# [Exercise input]
==================================================
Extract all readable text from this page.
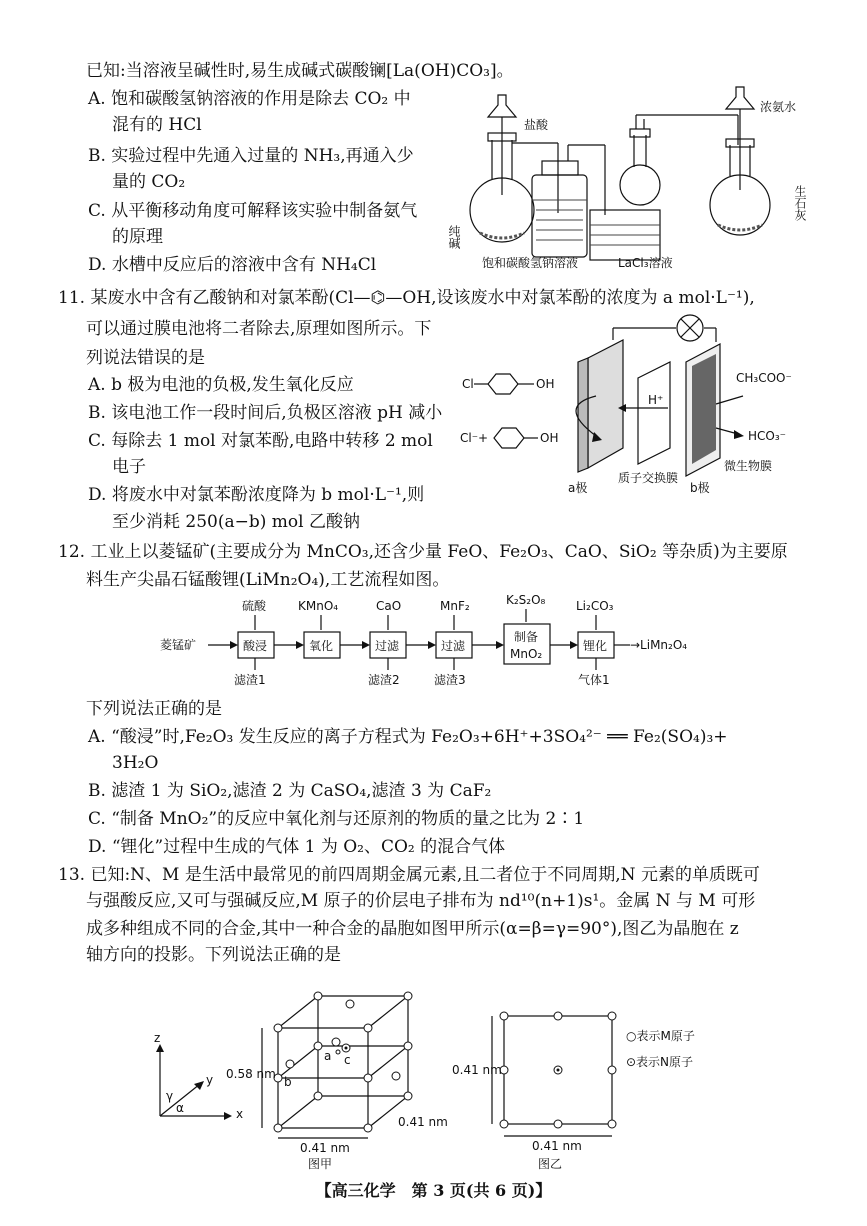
已知:当溶液呈碱性时,易生成碱式碳酸镧[La(OH)CO₃]。
A. 饱和碳酸氢钠溶液的作用是除去 CO₂ 中
混有的 HCl
B. 实验过程中先通入过量的 NH₃,再通入少
量的 CO₂
C. 从平衡移动角度可解释该实验中制备氨气
的原理
D. 水槽中反应后的溶液中含有 NH₄Cl
盐酸
浓氨水
纯碱
饱和碳酸氢钠溶液	LaCl₃溶液
生石灰
11. 某废水中含有乙酸钠和对氯苯酚(Cl—⌬—OH,设该废水中对氯苯酚的浓度为 a mol·L⁻¹),
可以通过膜电池将二者除去,原理如图所示。下
列说法错误的是
A. b 极为电池的负极,发生氧化反应
B. 该电池工作一段时间后,负极区溶液 pH 减小
C. 每除去 1 mol 对氯苯酚,电路中转移 2 mol
电子
D. 将废水中对氯苯酚浓度降为 b mol·L⁻¹,则
至少消耗 250(a−b) mol 乙酸钠
Cl	OH
Cl⁻+	OH
H⁺
CH₃COO⁻
HCO₃⁻
a极
质子交换膜
b极
微生物膜
12. 工业上以菱锰矿(主要成分为 MnCO₃,还含少量 FeO、Fe₂O₃、CaO、SiO₂ 等杂质)为主要原
料生产尖晶石锰酸锂(LiMn₂O₄),工艺流程如图。
菱锰矿
硫酸
酸浸
滤渣1
KMnO₄
氧化
CaO
过滤
滤渣2
MnF₂
过滤
滤渣3
K₂S₂O₈
制备
MnO₂
Li₂CO₃
锂化
气体1
→LiMn₂O₄
下列说法正确的是
A. “酸浸”时,Fe₂O₃ 发生反应的离子方程式为 Fe₂O₃+6H⁺+3SO₄²⁻ ══ Fe₂(SO₄)₃+
3H₂O
B. 滤渣 1 为 SiO₂,滤渣 2 为 CaSO₄,滤渣 3 为 CaF₂
C. “制备 MnO₂”的反应中氧化剂与还原剂的物质的量之比为 2∶1
D. “锂化”过程中生成的气体 1 为 O₂、CO₂ 的混合气体
13. 已知:N、M 是生活中最常见的前四周期金属元素,且二者位于不同周期,N 元素的单质既可
与强酸反应,又可与强碱反应,M 原子的价层电子排布为 nd¹⁰(n+1)s¹。金属 N 与 M 可形
成多种组成不同的合金,其中一种合金的晶胞如图甲所示(α=β=γ=90°),图乙为晶胞在 z
轴方向的投影。下列说法正确的是
z
y
x
γ
α
a
b
c
0.58 nm
0.41 nm
0.41 nm
图甲
0.41 nm
0.41 nm
图乙
○表示M原子
⊙表示N原子
【高三化学　第 3 页(共 6 页)】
==================================================
# [Requirements]
Write out the listing above exactly as it stands, pictures excluded.

# [Reply to the exercise]
Extract all readable text from this page.
已知:当溶液呈碱性时,易生成碱式碳酸镧[La(OH)CO₃]。
A. 饱和碳酸氢钠溶液的作用是除去 CO₂ 中
混有的 HCl
B. 实验过程中先通入过量的 NH₃,再通入少
量的 CO₂
C. 从平衡移动角度可解释该实验中制备氨气
的原理
D. 水槽中反应后的溶液中含有 NH₄Cl
盐酸
浓氨水
纯碱
饱和碳酸氢钠溶液	LaCl₃溶液
生石灰
11. 某废水中含有乙酸钠和对氯苯酚(Cl—⌬—OH,设该废水中对氯苯酚的浓度为 a mol·L⁻¹),
可以通过膜电池将二者除去,原理如图所示。下
列说法错误的是
A. b 极为电池的负极,发生氧化反应
B. 该电池工作一段时间后,负极区溶液 pH 减小
C. 每除去 1 mol 对氯苯酚,电路中转移 2 mol
电子
D. 将废水中对氯苯酚浓度降为 b mol·L⁻¹,则
至少消耗 250(a−b) mol 乙酸钠
Cl	OH
Cl⁻+	OH
H⁺
CH₃COO⁻
HCO₃⁻
a极
质子交换膜
b极
微生物膜
12. 工业上以菱锰矿(主要成分为 MnCO₃,还含少量 FeO、Fe₂O₃、CaO、SiO₂ 等杂质)为主要原
料生产尖晶石锰酸锂(LiMn₂O₄),工艺流程如图。
菱锰矿
硫酸
酸浸
滤渣1
KMnO₄
氧化
CaO
过滤
滤渣2
MnF₂
过滤
滤渣3
K₂S₂O₈
制备
MnO₂
Li₂CO₃
锂化
气体1
→LiMn₂O₄
下列说法正确的是
A. “酸浸”时,Fe₂O₃ 发生反应的离子方程式为 Fe₂O₃+6H⁺+3SO₄²⁻ ══ Fe₂(SO₄)₃+
3H₂O
B. 滤渣 1 为 SiO₂,滤渣 2 为 CaSO₄,滤渣 3 为 CaF₂
C. “制备 MnO₂”的反应中氧化剂与还原剂的物质的量之比为 2∶1
D. “锂化”过程中生成的气体 1 为 O₂、CO₂ 的混合气体
13. 已知:N、M 是生活中最常见的前四周期金属元素,且二者位于不同周期,N 元素的单质既可
与强酸反应,又可与强碱反应,M 原子的价层电子排布为 nd¹⁰(n+1)s¹。金属 N 与 M 可形
成多种组成不同的合金,其中一种合金的晶胞如图甲所示(α=β=γ=90°),图乙为晶胞在 z
轴方向的投影。下列说法正确的是
z
y
x
γ
α
a
b
c
0.58 nm
0.41 nm
0.41 nm
图甲
0.41 nm
0.41 nm
图乙
○表示M原子
⊙表示N原子
【高三化学　第 3 页(共 6 页)】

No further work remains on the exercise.